Give the data below again exactly as it stands. Omit the pictures.

#### DATASET CONTENT ####

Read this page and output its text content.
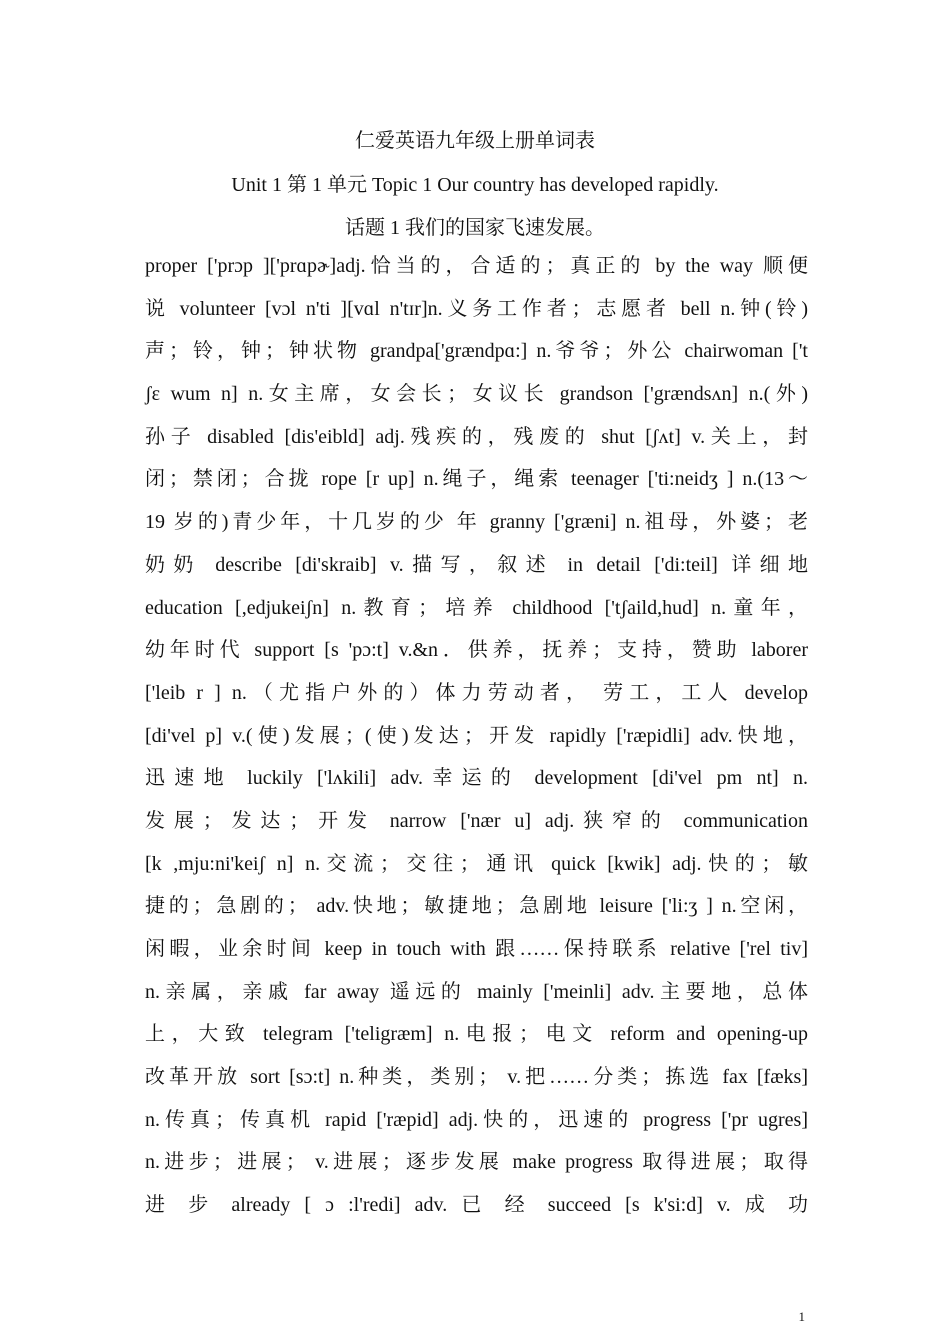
仁爱英语九年级上册单词表
Unit 1 第 1 单元 Topic 1 Our country has developed rapidly.
话题 1 我们的国家飞速发展。
proper ['prɔp ]['prɑpɚ]adj.恰当的，合适的；真正的 by the way 顺便
说 volunteer [vɔl n'ti ][vɑl n'tɪr]n.义务工作者；志愿者 bell n.钟(铃)
声；铃，钟；钟状物 grandpa['grændpɑ:] n.爷爷；外公 chairwoman ['t
ʃɛ wum n] n.女主席，女会长；女议长 grandson ['grændsʌn] n.(外)
孙子 disabled [dis'eibld] adj.残疾的，残废的 shut [ʃʌt] v.关上，封
闭；禁闭；合拢 rope [r up] n.绳子，绳索 teenager ['ti:neidʒ ] n.(13～
19 岁的)青少年，十几岁的少 年 granny ['græni] n.祖母，外婆；老
奶奶 describe [di'skraib] v.描写，叙述 in detail ['di:teil] 详细地
education [,edjukeiʃn] n.教育；培养 childhood ['tʃaild,hud] n.童年，
幼年时代 support [s 'pɔ:t] v.&n．供养，抚养；支持，赞助 laborer
['leib r ] n.（尤指户外的）体力劳动者， 劳工，工人 develop
[di'vel p] v.(使)发展；(使)发达；开发 rapidly ['ræpidli] adv.快地，
迅速地 luckily ['lʌkili] adv.幸运的 development [di'vel pm nt] n.
发展；发达；开发 narrow ['nær u] adj.狭窄的 communication
[k ,mju:ni'keiʃ n] n.交流；交往；通讯 quick [kwik] adj.快的；敏
捷的；急剧的； adv.快地；敏捷地；急剧地 leisure ['li:ʒ ] n.空闲，
闲暇，业余时间 keep in touch with 跟……保持联系 relative ['rel tiv]
n.亲属，亲戚 far away 遥远的 mainly ['meinli] adv.主要地，总体
上，大致 telegram ['teligræm] n.电报；电文 reform and opening-up
改革开放 sort [sɔ:t] n.种类，类别； v.把……分类；拣选 fax [fæks]
n.传真；传真机 rapid ['ræpid] adj.快的，迅速的 progress ['pr ugres]
n.进步；进展； v.进展；逐步发展 make progress 取得进展；取得
进 步 already [ ɔ :l'redi] adv. 已 经 succeed [s k'si:d] v. 成 功
1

####

** CORRECT RESULT **
Read this page and output its text content.
仁爱英语九年级上册单词表
Unit 1 第 1 单元 Topic 1 Our country has developed rapidly.
话题 1 我们的国家飞速发展。
proper ['prɔp ]['prɑpɚ]adj.恰当的，合适的；真正的 by the way 顺便
说 volunteer [vɔl n'ti ][vɑl n'tɪr]n.义务工作者；志愿者 bell n.钟(铃)
声；铃，钟；钟状物 grandpa['grændpɑ:] n.爷爷；外公 chairwoman ['t
ʃɛ wum n] n.女主席，女会长；女议长 grandson ['grændsʌn] n.(外)
孙子 disabled [dis'eibld] adj.残疾的，残废的 shut [ʃʌt] v.关上，封
闭；禁闭；合拢 rope [r up] n.绳子，绳索 teenager ['ti:neidʒ ] n.(13～
19 岁的)青少年，十几岁的少 年 granny ['græni] n.祖母，外婆；老
奶奶 describe [di'skraib] v.描写，叙述 in detail ['di:teil] 详细地
education [,edjukeiʃn] n.教育；培养 childhood ['tʃaild,hud] n.童年，
幼年时代 support [s 'pɔ:t] v.&n．供养，抚养；支持，赞助 laborer
['leib r ] n.（尤指户外的）体力劳动者， 劳工，工人 develop
[di'vel p] v.(使)发展；(使)发达；开发 rapidly ['ræpidli] adv.快地，
迅速地 luckily ['lʌkili] adv.幸运的 development [di'vel pm nt] n.
发展；发达；开发 narrow ['nær u] adj.狭窄的 communication
[k ,mju:ni'keiʃ n] n.交流；交往；通讯 quick [kwik] adj.快的；敏
捷的；急剧的； adv.快地；敏捷地；急剧地 leisure ['li:ʒ ] n.空闲，
闲暇，业余时间 keep in touch with 跟……保持联系 relative ['rel tiv]
n.亲属，亲戚 far away 遥远的 mainly ['meinli] adv.主要地，总体
上，大致 telegram ['teligræm] n.电报；电文 reform and opening-up
改革开放 sort [sɔ:t] n.种类，类别； v.把……分类；拣选 fax [fæks]
n.传真；传真机 rapid ['ræpid] adj.快的，迅速的 progress ['pr ugres]
n.进步；进展； v.进展；逐步发展 make progress 取得进展；取得
进 步 already [ ɔ :l'redi] adv. 已 经 succeed [s k'si:d] v. 成 功
1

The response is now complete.